§ **What the task requires**
Select the lines of the records containing the word "structured" and list them.

§ **Input for this task**
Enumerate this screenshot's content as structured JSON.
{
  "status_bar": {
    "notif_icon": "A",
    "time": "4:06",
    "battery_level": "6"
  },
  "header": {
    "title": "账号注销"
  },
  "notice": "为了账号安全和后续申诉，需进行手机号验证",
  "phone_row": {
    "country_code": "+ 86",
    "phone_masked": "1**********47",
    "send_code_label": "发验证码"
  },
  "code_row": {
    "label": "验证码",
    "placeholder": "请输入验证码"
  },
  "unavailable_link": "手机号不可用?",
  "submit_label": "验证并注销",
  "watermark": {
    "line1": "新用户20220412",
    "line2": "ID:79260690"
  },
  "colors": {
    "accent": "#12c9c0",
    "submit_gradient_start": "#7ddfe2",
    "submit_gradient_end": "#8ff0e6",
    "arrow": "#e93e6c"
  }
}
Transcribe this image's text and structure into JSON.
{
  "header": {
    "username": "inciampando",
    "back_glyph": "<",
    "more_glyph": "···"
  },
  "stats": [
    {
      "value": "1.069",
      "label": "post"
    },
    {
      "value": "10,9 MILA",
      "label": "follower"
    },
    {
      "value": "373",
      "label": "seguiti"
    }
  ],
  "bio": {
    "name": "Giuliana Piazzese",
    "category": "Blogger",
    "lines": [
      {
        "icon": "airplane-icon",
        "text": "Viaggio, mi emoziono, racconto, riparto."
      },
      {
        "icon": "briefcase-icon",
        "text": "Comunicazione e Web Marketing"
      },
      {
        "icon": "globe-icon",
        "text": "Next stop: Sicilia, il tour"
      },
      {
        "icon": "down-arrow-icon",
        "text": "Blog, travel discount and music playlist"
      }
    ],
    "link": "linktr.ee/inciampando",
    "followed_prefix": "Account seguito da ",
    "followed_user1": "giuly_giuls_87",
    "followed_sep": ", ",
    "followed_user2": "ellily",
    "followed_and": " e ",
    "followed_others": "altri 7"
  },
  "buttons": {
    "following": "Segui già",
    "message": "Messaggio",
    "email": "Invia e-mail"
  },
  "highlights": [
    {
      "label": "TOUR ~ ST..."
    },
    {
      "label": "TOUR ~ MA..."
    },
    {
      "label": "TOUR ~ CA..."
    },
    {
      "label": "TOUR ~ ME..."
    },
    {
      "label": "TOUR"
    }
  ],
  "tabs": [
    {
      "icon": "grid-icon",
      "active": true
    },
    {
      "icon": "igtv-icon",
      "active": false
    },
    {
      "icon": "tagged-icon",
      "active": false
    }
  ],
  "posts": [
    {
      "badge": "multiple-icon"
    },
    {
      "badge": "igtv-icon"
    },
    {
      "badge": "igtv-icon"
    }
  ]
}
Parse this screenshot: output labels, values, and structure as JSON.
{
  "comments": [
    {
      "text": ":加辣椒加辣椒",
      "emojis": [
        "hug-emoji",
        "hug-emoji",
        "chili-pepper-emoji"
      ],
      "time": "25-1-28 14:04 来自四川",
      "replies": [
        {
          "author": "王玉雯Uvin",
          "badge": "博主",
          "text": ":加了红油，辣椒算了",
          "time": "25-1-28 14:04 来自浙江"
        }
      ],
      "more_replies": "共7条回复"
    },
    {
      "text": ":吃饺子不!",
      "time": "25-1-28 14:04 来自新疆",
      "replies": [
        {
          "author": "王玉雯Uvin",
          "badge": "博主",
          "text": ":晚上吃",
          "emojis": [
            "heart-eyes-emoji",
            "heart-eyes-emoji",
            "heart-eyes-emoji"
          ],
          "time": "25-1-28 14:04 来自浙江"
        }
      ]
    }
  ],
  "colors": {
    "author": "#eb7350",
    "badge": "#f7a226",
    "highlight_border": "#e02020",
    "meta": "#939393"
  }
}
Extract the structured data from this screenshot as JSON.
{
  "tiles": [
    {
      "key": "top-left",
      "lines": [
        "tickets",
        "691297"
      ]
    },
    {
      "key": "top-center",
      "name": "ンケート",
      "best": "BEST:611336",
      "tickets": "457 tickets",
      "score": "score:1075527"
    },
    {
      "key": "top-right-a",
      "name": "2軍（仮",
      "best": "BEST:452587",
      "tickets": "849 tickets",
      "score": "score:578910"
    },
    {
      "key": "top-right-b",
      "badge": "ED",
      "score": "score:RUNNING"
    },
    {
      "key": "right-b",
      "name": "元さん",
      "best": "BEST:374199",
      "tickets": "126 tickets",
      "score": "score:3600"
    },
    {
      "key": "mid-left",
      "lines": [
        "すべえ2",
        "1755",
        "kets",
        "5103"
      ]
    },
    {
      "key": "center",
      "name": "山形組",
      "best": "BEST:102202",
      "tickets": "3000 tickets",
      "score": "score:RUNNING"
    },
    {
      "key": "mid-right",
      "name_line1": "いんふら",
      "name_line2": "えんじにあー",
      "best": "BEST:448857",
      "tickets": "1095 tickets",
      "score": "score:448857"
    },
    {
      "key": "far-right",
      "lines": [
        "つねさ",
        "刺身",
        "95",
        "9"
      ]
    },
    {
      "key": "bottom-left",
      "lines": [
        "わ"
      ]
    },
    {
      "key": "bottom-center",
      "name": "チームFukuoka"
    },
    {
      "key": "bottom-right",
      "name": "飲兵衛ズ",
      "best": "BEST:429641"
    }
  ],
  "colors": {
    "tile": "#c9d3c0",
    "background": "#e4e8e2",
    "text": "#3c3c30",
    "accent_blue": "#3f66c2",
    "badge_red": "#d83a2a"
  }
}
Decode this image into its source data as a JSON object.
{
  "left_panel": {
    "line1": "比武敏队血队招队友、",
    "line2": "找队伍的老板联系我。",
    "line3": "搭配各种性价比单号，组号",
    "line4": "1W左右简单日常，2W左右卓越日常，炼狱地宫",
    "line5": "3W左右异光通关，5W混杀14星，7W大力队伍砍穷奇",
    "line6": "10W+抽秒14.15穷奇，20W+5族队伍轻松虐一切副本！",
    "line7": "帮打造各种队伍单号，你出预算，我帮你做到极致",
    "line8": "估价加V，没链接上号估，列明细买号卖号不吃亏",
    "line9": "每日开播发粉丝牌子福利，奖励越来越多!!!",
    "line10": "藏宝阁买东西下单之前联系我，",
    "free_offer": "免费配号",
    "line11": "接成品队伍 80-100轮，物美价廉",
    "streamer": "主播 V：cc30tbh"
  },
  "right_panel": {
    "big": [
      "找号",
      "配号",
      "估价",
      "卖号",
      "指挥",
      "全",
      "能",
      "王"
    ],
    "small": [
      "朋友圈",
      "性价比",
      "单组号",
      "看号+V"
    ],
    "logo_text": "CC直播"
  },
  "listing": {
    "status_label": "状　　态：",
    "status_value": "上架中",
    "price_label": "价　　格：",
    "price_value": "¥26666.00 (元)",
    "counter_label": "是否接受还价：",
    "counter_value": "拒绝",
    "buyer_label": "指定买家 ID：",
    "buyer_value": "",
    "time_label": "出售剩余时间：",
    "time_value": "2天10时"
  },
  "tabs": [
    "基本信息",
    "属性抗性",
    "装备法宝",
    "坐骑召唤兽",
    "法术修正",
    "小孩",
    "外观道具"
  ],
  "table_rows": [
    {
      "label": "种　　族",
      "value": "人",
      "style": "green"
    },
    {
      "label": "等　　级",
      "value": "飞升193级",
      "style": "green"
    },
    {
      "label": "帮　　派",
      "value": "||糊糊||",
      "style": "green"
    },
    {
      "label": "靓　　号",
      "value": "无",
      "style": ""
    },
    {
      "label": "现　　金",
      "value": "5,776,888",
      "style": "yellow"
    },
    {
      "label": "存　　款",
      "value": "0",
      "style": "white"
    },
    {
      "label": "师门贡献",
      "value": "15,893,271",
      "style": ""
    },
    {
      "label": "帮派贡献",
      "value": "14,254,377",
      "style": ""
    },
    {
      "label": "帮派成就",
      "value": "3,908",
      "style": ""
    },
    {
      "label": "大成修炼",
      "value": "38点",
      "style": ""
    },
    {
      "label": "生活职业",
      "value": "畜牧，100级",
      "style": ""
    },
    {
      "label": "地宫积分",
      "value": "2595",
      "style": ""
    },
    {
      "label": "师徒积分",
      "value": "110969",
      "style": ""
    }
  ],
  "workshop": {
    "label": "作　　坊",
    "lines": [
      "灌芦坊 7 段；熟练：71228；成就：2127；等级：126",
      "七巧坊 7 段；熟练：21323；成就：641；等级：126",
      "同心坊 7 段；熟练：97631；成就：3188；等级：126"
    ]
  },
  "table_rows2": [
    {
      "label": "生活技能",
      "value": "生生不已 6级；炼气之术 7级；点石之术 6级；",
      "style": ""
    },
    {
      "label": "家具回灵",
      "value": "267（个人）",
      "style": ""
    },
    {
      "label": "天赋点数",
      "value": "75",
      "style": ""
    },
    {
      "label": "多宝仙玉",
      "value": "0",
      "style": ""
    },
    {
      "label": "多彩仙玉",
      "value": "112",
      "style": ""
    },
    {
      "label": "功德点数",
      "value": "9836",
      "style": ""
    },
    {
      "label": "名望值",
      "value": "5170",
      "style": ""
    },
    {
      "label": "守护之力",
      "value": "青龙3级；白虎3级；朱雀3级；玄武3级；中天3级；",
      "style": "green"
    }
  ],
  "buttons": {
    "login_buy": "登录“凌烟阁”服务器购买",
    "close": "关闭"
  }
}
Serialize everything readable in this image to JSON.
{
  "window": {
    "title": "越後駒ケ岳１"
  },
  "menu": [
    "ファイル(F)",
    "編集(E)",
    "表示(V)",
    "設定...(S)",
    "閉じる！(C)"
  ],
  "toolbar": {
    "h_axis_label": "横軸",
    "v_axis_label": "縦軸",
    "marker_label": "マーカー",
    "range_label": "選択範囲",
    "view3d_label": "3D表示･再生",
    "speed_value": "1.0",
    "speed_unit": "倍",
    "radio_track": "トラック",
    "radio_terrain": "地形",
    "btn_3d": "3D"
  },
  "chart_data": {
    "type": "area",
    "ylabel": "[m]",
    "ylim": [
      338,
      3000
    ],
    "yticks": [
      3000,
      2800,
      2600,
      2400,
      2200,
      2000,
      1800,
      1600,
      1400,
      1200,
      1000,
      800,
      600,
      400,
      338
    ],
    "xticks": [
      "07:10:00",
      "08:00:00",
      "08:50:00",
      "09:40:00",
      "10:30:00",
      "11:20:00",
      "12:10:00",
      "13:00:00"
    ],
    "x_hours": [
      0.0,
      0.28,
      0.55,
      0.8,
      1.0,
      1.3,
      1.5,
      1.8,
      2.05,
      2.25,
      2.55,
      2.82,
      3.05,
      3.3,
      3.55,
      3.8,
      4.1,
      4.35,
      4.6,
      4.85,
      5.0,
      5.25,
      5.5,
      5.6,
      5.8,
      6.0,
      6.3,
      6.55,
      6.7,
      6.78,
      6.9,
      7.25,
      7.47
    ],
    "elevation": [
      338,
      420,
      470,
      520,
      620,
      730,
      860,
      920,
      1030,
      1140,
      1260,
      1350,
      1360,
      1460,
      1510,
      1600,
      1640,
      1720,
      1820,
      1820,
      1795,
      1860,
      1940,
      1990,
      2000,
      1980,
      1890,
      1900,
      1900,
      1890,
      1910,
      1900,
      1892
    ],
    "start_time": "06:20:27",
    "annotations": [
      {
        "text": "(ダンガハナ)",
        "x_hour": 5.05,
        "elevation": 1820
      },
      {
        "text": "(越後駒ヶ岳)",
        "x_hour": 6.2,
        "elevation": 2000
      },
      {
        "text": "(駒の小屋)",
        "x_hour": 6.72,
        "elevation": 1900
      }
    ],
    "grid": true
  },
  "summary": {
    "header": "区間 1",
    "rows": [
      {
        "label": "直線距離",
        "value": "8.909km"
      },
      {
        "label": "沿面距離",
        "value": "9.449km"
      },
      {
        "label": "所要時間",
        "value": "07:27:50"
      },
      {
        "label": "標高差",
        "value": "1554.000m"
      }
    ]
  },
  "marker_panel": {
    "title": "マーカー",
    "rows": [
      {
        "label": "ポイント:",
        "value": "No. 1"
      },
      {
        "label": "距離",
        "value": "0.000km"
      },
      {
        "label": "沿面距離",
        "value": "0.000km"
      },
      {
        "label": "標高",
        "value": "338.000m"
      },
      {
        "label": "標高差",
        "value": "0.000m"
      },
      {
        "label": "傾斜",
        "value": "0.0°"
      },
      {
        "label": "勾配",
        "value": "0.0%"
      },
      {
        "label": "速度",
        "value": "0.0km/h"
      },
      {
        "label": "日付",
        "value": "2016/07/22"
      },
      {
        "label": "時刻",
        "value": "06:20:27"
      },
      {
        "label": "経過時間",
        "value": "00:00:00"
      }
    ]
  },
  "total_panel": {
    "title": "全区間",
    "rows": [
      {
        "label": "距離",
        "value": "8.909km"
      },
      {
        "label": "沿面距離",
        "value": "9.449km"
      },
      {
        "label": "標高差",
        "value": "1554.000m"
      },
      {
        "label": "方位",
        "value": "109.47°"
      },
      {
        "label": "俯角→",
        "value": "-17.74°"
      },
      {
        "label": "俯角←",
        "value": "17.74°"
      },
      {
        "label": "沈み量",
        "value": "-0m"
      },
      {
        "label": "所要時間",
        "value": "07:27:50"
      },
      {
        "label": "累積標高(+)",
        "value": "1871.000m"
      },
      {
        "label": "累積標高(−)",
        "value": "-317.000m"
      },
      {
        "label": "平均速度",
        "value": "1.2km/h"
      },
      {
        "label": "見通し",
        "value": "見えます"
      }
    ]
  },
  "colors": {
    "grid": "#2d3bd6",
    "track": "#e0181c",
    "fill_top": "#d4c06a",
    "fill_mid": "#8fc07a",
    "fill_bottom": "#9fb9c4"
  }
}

§ **Task answer**
Enumerate this screenshot's content as structured JSON.
Extract the structured data from this screenshot as JSON.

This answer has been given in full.